La consigne: Poursuivez l'extrait fourni, qui conteste la position de Bernard Germain face à l'EI, à partir de sa dernière phrase.

Extrait fourni:
Commençons par énoncer les points d’accord. C’est d’abord l’analyse qui refuse de circonscrire le problème à l’EI et pose plus largement celui de l’islam radical incluant l’Arabie Saoudite et le Qatar – à ceci près que l’islamisme n’est pas analysé en relation avec les développements de la mondialisation et du chaos général engendré par le « capitalisme absolu ». L’accord est total également quant à l’exigence de la levée de l’état d'urgence.
Où les choses se gâtent c’est quand Bernard Germain écrit : « Il faut une coalition internationale et aller les détruire. Il n’y a pas d’autre alternative. » Si je comprends bien, Bernard Germain est sur la ligne Poutine, une coalition large incluant la Russie, les États-Unis, la France, etc. pour détruire l’EI. Suit une argumentation qui repose sur des analogies – analogie avec le nazisme dans les années 40 –, d’où se déduisent des mesures de boycott des alliés d’EI. Et il conclut : « Quiconque est attaché à la liberté ne saurait s’offusquer que des mesures « radicales » de ce genre soient prises par nos sociétés démocratiques. En parallèle d’une intervention terrestre pour, comme dirait Poutine « aller les buter jusque dans les chiottes ». »
Pour dire les choses clairement, je suis en désaccord radical avec tout cela et je pense qu’à suivre cette ligne nous irions au-devant de graves déboires.
Premièrement, les analogies de Bernard Germain ne valent rien. Comparer l’EI au IIIe Reich, c’est se moquer du monde. Mais ça rappelle la rhétorique bushienne I version 1991 puis bushienne II version 2003 selon laquelle Saddam Hussein était un nouvel Hitler. Quant aux comparaisons avec la bande à Baader et Action directe, elles sont franchement ridicules.

Liste des données:

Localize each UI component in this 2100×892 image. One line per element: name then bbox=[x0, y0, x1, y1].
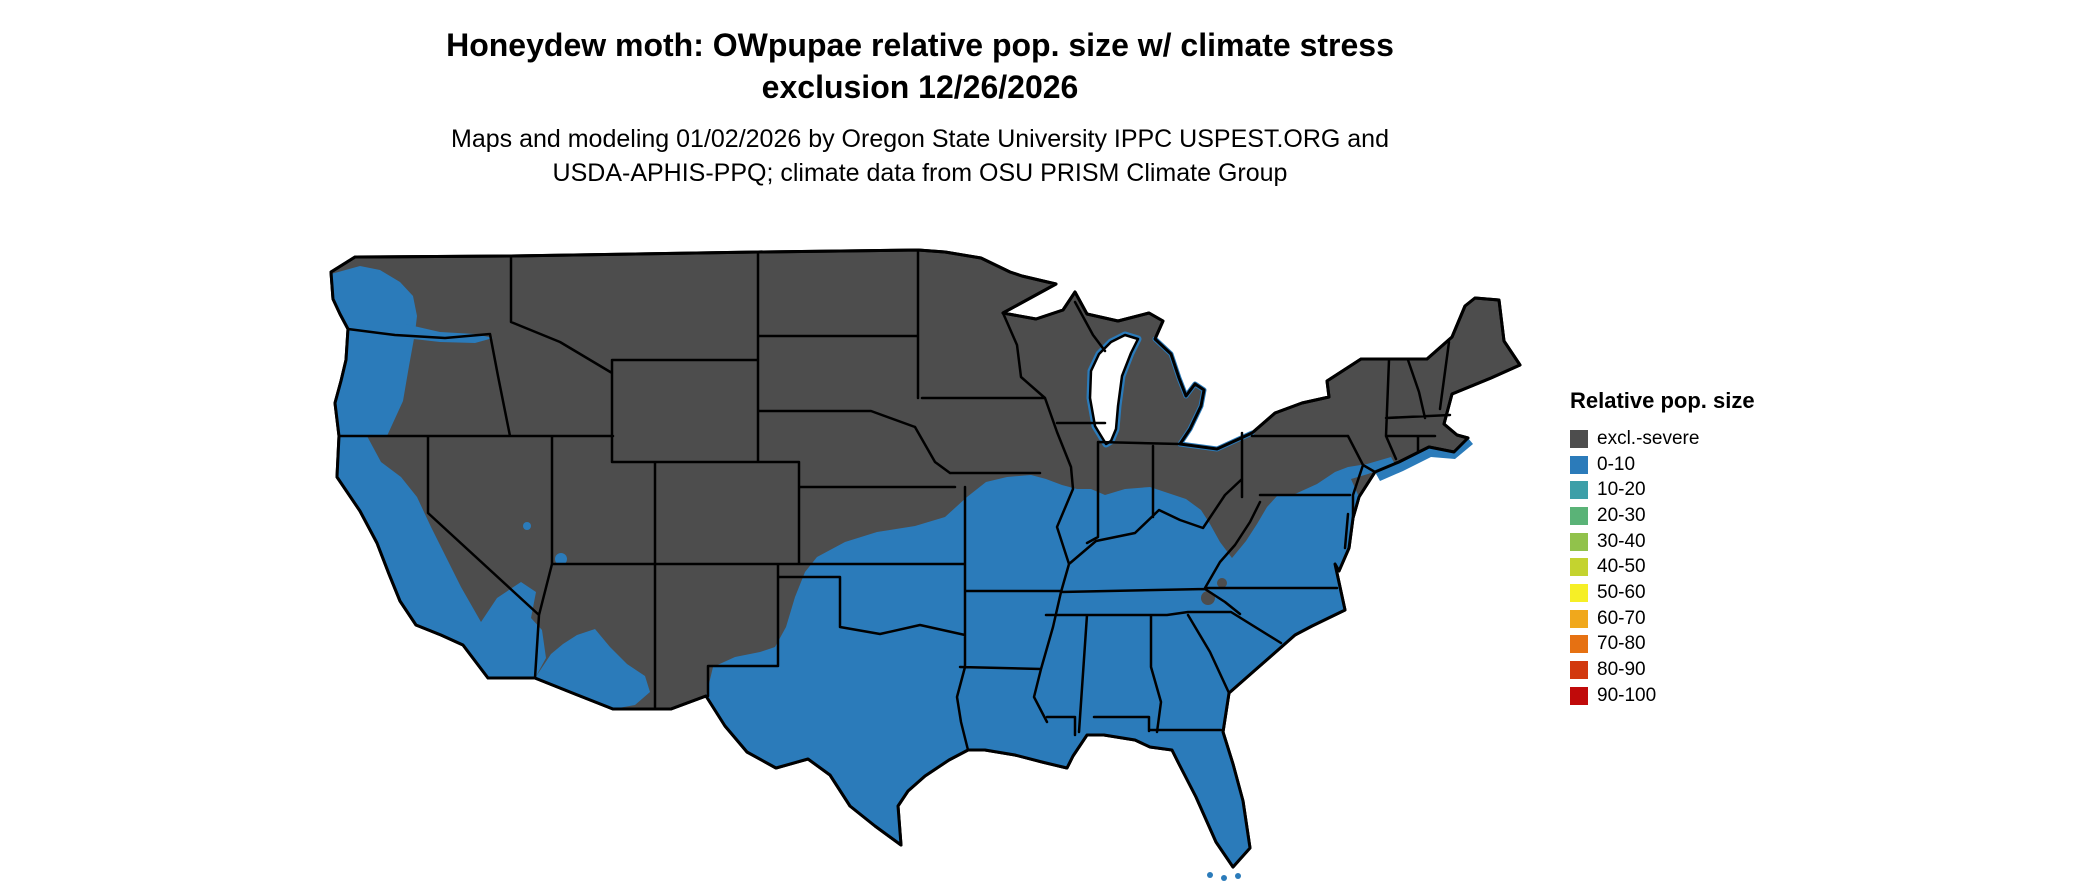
region-low-newengland-coast bbox=[1375, 438, 1473, 481]
legend-row: 40-50 bbox=[1570, 554, 1930, 580]
region-low-florida-keys-2 bbox=[1221, 875, 1227, 881]
legend-swatch bbox=[1570, 429, 1588, 448]
legend-label: 40-50 bbox=[1597, 556, 1646, 578]
region-low-pacific-northwest bbox=[331, 266, 417, 436]
legend-swatch bbox=[1570, 686, 1588, 705]
legend-row: 90-100 bbox=[1570, 683, 1930, 709]
legend-swatch bbox=[1570, 455, 1588, 474]
legend: Relative pop. size excl.-severe 0-10 10-20… bbox=[1570, 388, 1930, 709]
legend-swatch bbox=[1570, 532, 1588, 551]
legend-rows: excl.-severe 0-10 10-20 20-30 30-40 40-50 50-6… bbox=[1570, 426, 1930, 709]
legend-row: 20-30 bbox=[1570, 503, 1930, 529]
legend-label: 0-10 bbox=[1597, 453, 1636, 475]
legend-row: excl.-severe bbox=[1570, 426, 1930, 452]
region-low-speck-utah bbox=[555, 553, 567, 565]
legend-row: 80-90 bbox=[1570, 657, 1930, 683]
legend-title: Relative pop. size bbox=[1570, 388, 1755, 413]
legend-label: 60-70 bbox=[1597, 607, 1646, 629]
figure-title: Honeydew moth: OWpupae relative pop. siz… bbox=[220, 24, 1620, 108]
legend-label: excl.-severe bbox=[1597, 427, 1700, 449]
legend-label: 80-90 bbox=[1597, 659, 1646, 681]
legend-row: 30-40 bbox=[1570, 529, 1930, 555]
legend-swatch bbox=[1570, 481, 1588, 500]
legend-row: 50-60 bbox=[1570, 580, 1930, 606]
region-low-california bbox=[337, 436, 546, 678]
legend-swatch bbox=[1570, 609, 1588, 628]
region-low-florida-keys-3 bbox=[1235, 873, 1241, 879]
figure-title-line2: exclusion 12/26/2026 bbox=[761, 69, 1079, 105]
figure-subtitle-line2: USDA-APHIS-PPQ; climate data from OSU PR… bbox=[552, 159, 1288, 187]
state-borders bbox=[337, 248, 1452, 752]
legend-label: 10-20 bbox=[1597, 479, 1646, 501]
legend-label: 20-30 bbox=[1597, 504, 1646, 526]
region-low-florida-keys-1 bbox=[1207, 872, 1213, 878]
legend-swatch bbox=[1570, 635, 1588, 654]
region-low-columbia-basin bbox=[405, 324, 493, 343]
legend-label: 90-100 bbox=[1597, 684, 1657, 706]
legend-row: 70-80 bbox=[1570, 632, 1930, 658]
legend-label: 30-40 bbox=[1597, 530, 1646, 552]
legend-row: 60-70 bbox=[1570, 606, 1930, 632]
figure-subtitle-line1: Maps and modeling 01/02/2026 by Oregon S… bbox=[451, 125, 1389, 153]
legend-label: 50-60 bbox=[1597, 581, 1646, 603]
legend-swatch bbox=[1570, 506, 1588, 525]
legend-label: 70-80 bbox=[1597, 633, 1646, 655]
legend-row: 10-20 bbox=[1570, 477, 1930, 503]
legend-swatch bbox=[1570, 661, 1588, 680]
legend-row: 0-10 bbox=[1570, 452, 1930, 478]
region-low-speck-nevada bbox=[523, 522, 531, 530]
legend-swatch bbox=[1570, 558, 1588, 577]
figure-subtitle: Maps and modeling 01/02/2026 by Oregon S… bbox=[220, 122, 1620, 190]
excluded-patch-smokies-2 bbox=[1217, 578, 1227, 588]
figure-title-line1: Honeydew moth: OWpupae relative pop. siz… bbox=[446, 27, 1394, 63]
us-map bbox=[329, 248, 1522, 881]
legend-swatch bbox=[1570, 583, 1588, 602]
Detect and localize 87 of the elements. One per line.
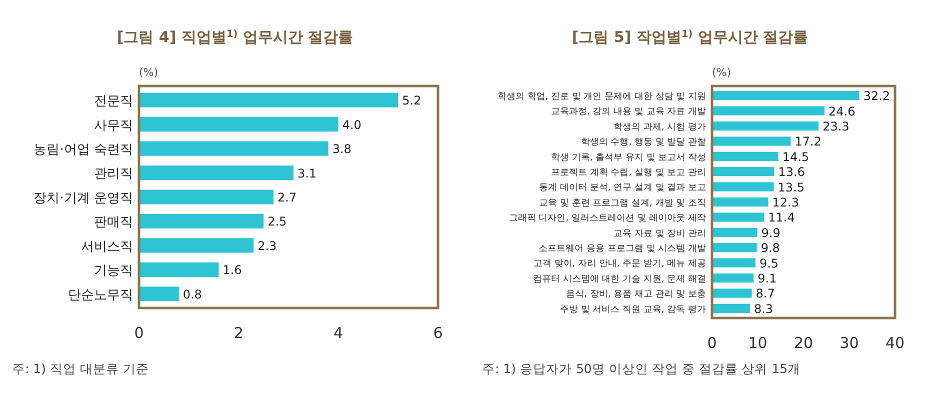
bar: [712, 258, 756, 268]
y-tick-label: 학생 기록, 출석부 유지 및 보고서 작성: [550, 152, 706, 163]
data-label: 2.7: [278, 190, 297, 204]
y-tick-label: 통계 데이터 분석, 연구 설계 및 결과 보고: [539, 183, 706, 194]
bar: [712, 288, 752, 298]
x-tick-label: 40: [885, 334, 905, 352]
data-label: 32.2: [863, 89, 890, 104]
bar: [712, 212, 764, 222]
y-tick-label: 전문직: [94, 94, 133, 110]
data-label: 9.8: [760, 241, 780, 256]
x-axis-title: (%): [712, 66, 732, 79]
y-tick-label: 음식, 장비, 용품 재고 관리 및 보충: [566, 290, 706, 300]
y-tick-label: 고객 맞이, 자리 안내, 주문 받기, 메뉴 제공: [533, 259, 706, 270]
y-tick-label: 학생의 과제, 시험 평가: [614, 122, 706, 132]
data-label: 13.5: [778, 180, 804, 194]
data-label: 1.6: [222, 263, 242, 278]
x-tick-label: 2: [234, 324, 244, 342]
y-tick-label: 관리직: [94, 166, 133, 182]
bar: [139, 92, 398, 108]
bar: [712, 121, 819, 131]
y-tick-label: 장치·기계 운영직: [34, 190, 133, 206]
x-tick-label: 30: [840, 334, 859, 352]
y-tick-label: 단순노무직: [68, 288, 133, 303]
bar: [139, 117, 338, 132]
data-label: 13.6: [778, 165, 805, 180]
data-label: 24.6: [828, 104, 856, 118]
bar: [712, 243, 757, 252]
x-tick-label: 0: [134, 324, 144, 342]
data-label: 12.3: [772, 196, 799, 210]
data-label: 14.5: [782, 150, 810, 164]
x-tick-label: 0: [707, 334, 717, 352]
x-tick-label: 20: [794, 334, 814, 352]
bar: [712, 304, 750, 313]
data-label: 3.8: [332, 142, 352, 156]
y-tick-label: 교육 및 훈련 프로그램 설계, 개발 및 조직: [539, 198, 706, 208]
bar: [139, 141, 328, 156]
bar: [139, 214, 264, 228]
bar: [139, 262, 219, 277]
y-tick-label: 기능직: [94, 264, 133, 279]
data-label: 5.2: [402, 94, 422, 108]
y-tick-label: 농림·어업 숙련직: [34, 142, 133, 158]
text: 주: 1) 응답자가 50명 이상인 작업 중 절감률 상위 15개: [482, 361, 801, 376]
data-label: 8.3: [754, 302, 774, 316]
x-tick-label: 4: [334, 324, 344, 342]
bar: [712, 91, 860, 100]
bar: [712, 136, 791, 146]
y-tick-label: 프로젝트 계획 수립, 실행 및 보고 관리: [550, 168, 706, 178]
bar: [712, 182, 774, 192]
data-label: 11.4: [768, 210, 795, 225]
y-tick-label: 서비스직: [81, 239, 133, 254]
y-tick-label: 사무직: [94, 118, 133, 134]
bar: [139, 286, 179, 302]
y-tick-label: 교육 자료 및 장비 관리: [614, 228, 706, 239]
bar: [712, 152, 778, 161]
y-tick-label: 소프트웨어 응용 프로그램 및 시스템 개발: [538, 244, 706, 254]
data-label: 9.5: [759, 256, 779, 270]
data-label: 8.7: [756, 286, 775, 301]
y-tick-label: 그래픽 디자인, 일러스트레이션 및 레이아웃 제작: [508, 214, 706, 224]
bar: [139, 166, 294, 180]
bar: [139, 238, 254, 253]
bar: [712, 167, 774, 176]
y-tick-label: 교육과정, 강의 내용 및 교육 자료 개발: [550, 107, 706, 118]
y-tick-label: 학생의 수행, 행동 및 발달 관찰: [580, 138, 706, 148]
y-tick-label: 주방 및 서비스 직원 교육, 감독 평가: [560, 304, 706, 315]
data-label: 2.5: [268, 214, 287, 229]
x-tick-label: 6: [433, 324, 443, 342]
y-tick-label: 컴퓨터 시스템에 대한 기술 지원, 문제 해결: [532, 274, 706, 284]
bar: [712, 228, 758, 237]
chart-title: [그림 5] 작업별$^{1)}$ 업무시간 절감률: [572, 28, 808, 46]
data-label: 9.9: [761, 226, 780, 240]
data-label: 23.3: [822, 120, 850, 134]
y-tick-label: 판매직: [94, 215, 133, 230]
bar: [712, 106, 825, 116]
x-axis-title: (%): [139, 66, 158, 79]
chart-title: [그림 4] 직업별$^{1)}$ 업무시간 절감률: [116, 28, 354, 46]
x-tick-label: 10: [748, 334, 768, 352]
data-label: 2.3: [258, 238, 277, 253]
data-label: 9.1: [758, 272, 777, 286]
bar: [712, 197, 768, 207]
text: 주: 1) 직업 대분류 기준: [12, 361, 149, 376]
bar: [712, 273, 754, 283]
bar: [139, 190, 274, 204]
y-tick-label: 학생의 학업, 진로 및 개인 문제에 대한 상담 및 지원: [497, 92, 706, 102]
data-label: 4.0: [342, 118, 362, 132]
data-label: 3.1: [297, 166, 317, 180]
data-label: 0.8: [182, 287, 202, 302]
data-label: 17.2: [794, 134, 822, 149]
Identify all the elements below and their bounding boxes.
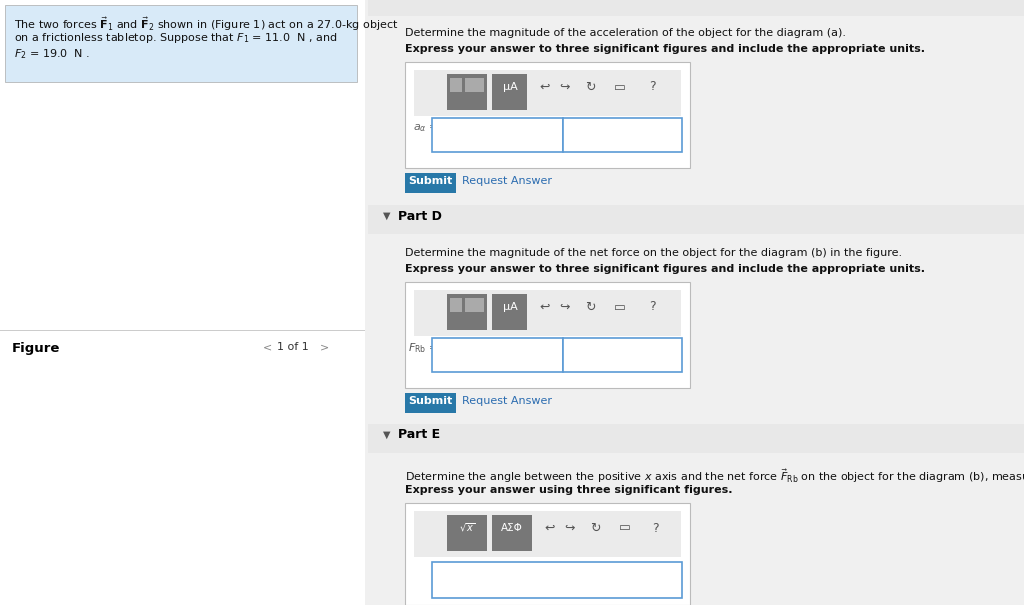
Text: ↪: ↪ — [560, 80, 570, 94]
Text: Determine the angle between the positive $x$ axis and the net force $\vec{F}_{\m: Determine the angle between the positive… — [406, 467, 1024, 485]
Text: ?: ? — [651, 522, 658, 534]
Text: ↩: ↩ — [540, 80, 550, 94]
Text: $\sqrt{x}$: $\sqrt{x}$ — [459, 522, 475, 534]
Text: Figure: Figure — [12, 342, 60, 355]
Text: Express your answer to three significant figures and include the appropriate uni: Express your answer to three significant… — [406, 264, 925, 274]
Text: on a frictionless tabletop. Suppose that $F_1$ = 11.0  N , and: on a frictionless tabletop. Suppose that… — [14, 31, 338, 45]
Text: $\vec{F}_1$: $\vec{F}_1$ — [288, 550, 301, 569]
Text: $\vec{F}_1$: $\vec{F}_1$ — [5, 450, 18, 469]
Text: ▭: ▭ — [614, 301, 626, 313]
Text: (a): (a) — [83, 580, 99, 594]
Text: x: x — [172, 460, 179, 470]
Text: ▼: ▼ — [383, 211, 390, 221]
Text: Units: Units — [599, 353, 635, 367]
Text: y: y — [251, 359, 257, 370]
Text: 90°: 90° — [58, 494, 75, 504]
Text: $F_2$ = 19.0  N .: $F_2$ = 19.0 N . — [14, 47, 90, 60]
Text: ▭: ▭ — [620, 522, 631, 534]
Text: $\vec{F}_2$: $\vec{F}_2$ — [252, 375, 265, 394]
Text: ↪: ↪ — [560, 301, 570, 313]
Text: Part D: Part D — [398, 209, 442, 223]
Text: $F_{\mathrm{Rb}}$ =: $F_{\mathrm{Rb}}$ = — [408, 341, 438, 355]
Text: The two forces $\vec{\mathbf{F}}_1$ and $\vec{\mathbf{F}}_2$ shown in (Figure 1): The two forces $\vec{\mathbf{F}}_1$ and … — [14, 15, 398, 33]
Text: Submit: Submit — [408, 176, 453, 186]
Text: μA: μA — [503, 302, 517, 312]
Text: Submit: Submit — [408, 396, 453, 406]
Text: Request Answer: Request Answer — [462, 176, 552, 186]
Text: Units: Units — [599, 132, 635, 146]
Text: ↻: ↻ — [585, 80, 595, 94]
Text: Value: Value — [451, 353, 489, 367]
Text: 1 of 1: 1 of 1 — [278, 342, 309, 352]
Text: Request Answer: Request Answer — [462, 396, 552, 406]
Text: (b): (b) — [258, 580, 275, 594]
Text: Determine the magnitude of the net force on the object for the diagram (b) in th: Determine the magnitude of the net force… — [406, 248, 902, 258]
Text: $a_\alpha$ =: $a_\alpha$ = — [413, 122, 439, 134]
Text: Value: Value — [451, 132, 489, 146]
Text: Part E: Part E — [398, 428, 440, 442]
Text: Express your answer to three significant figures and include the appropriate uni: Express your answer to three significant… — [406, 44, 925, 54]
Text: ↩: ↩ — [540, 301, 550, 313]
Text: Determine the magnitude of the acceleration of the object for the diagram (a).: Determine the magnitude of the accelerat… — [406, 28, 846, 38]
Text: 120°: 120° — [268, 489, 292, 499]
Text: ?: ? — [648, 80, 655, 94]
Text: ↩: ↩ — [545, 522, 555, 534]
Text: ↻: ↻ — [590, 522, 600, 534]
Text: ↪: ↪ — [565, 522, 575, 534]
Text: y: y — [94, 359, 101, 370]
Text: >: > — [319, 342, 330, 352]
Text: AΣΦ: AΣΦ — [501, 523, 523, 533]
Text: $\vec{F}_2$: $\vec{F}_2$ — [95, 563, 109, 582]
Text: ▭: ▭ — [614, 80, 626, 94]
Text: <: < — [263, 342, 272, 352]
Text: x: x — [345, 460, 352, 470]
Text: μA: μA — [503, 82, 517, 92]
Text: Express your answer using three significant figures.: Express your answer using three signific… — [406, 485, 732, 495]
Text: ▼: ▼ — [383, 430, 390, 440]
Text: ↻: ↻ — [585, 301, 595, 313]
Text: ?: ? — [648, 301, 655, 313]
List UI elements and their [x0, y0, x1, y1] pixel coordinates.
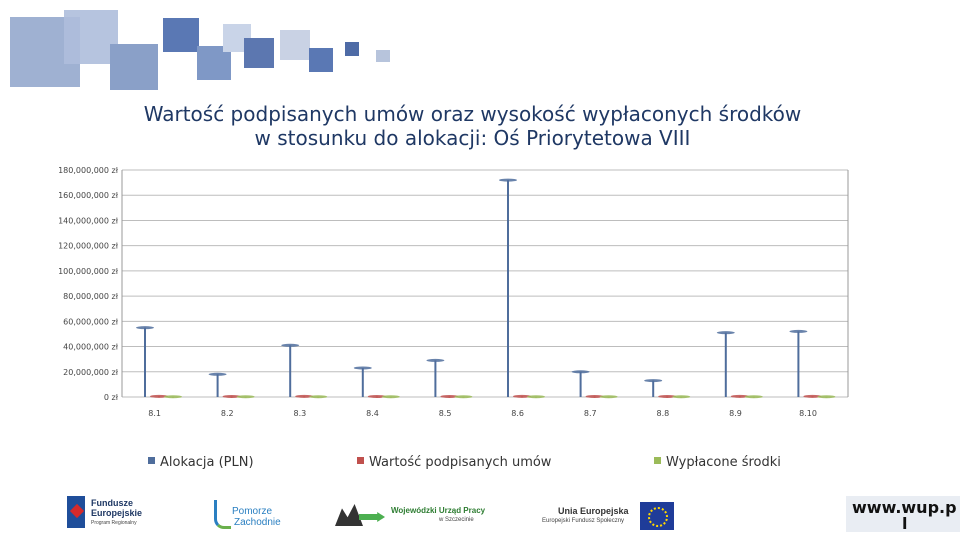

Réponse rédigée:
Deuxièmement, une « large coalition internationale », c’est la proposition de Poutine, et ce que Hollande cherche à monter. C’est la stratégie 1991 et 2003 des deux guerres du Golfe qui devaient éradiquer le terrorisme et ont conduit au beau résultat que nous connaissons. Bernard Germain oublie tout simplement ce petit détail, que ceux à qui il demande d’éradiquer le terrorisme, sont ceux qui l’ont financé et entraîné (les États-Unis en tête) ou ont fourni des armes directement : la France a armé Al-Nosra, branche locale d’Al-Qaida dont une partie s’est ralliée à l’EI. Bernard Germain oublie cet autre détail : il veut envoyer pour rétablir l’ordre ceux-là même qui ont semé la pagaille, détruit les structures étatiques et précipité le chaos. Je ne sais si nommer Al Capone au poste d’Eliott Ness est une bonne solution pour lutter contre les bandits...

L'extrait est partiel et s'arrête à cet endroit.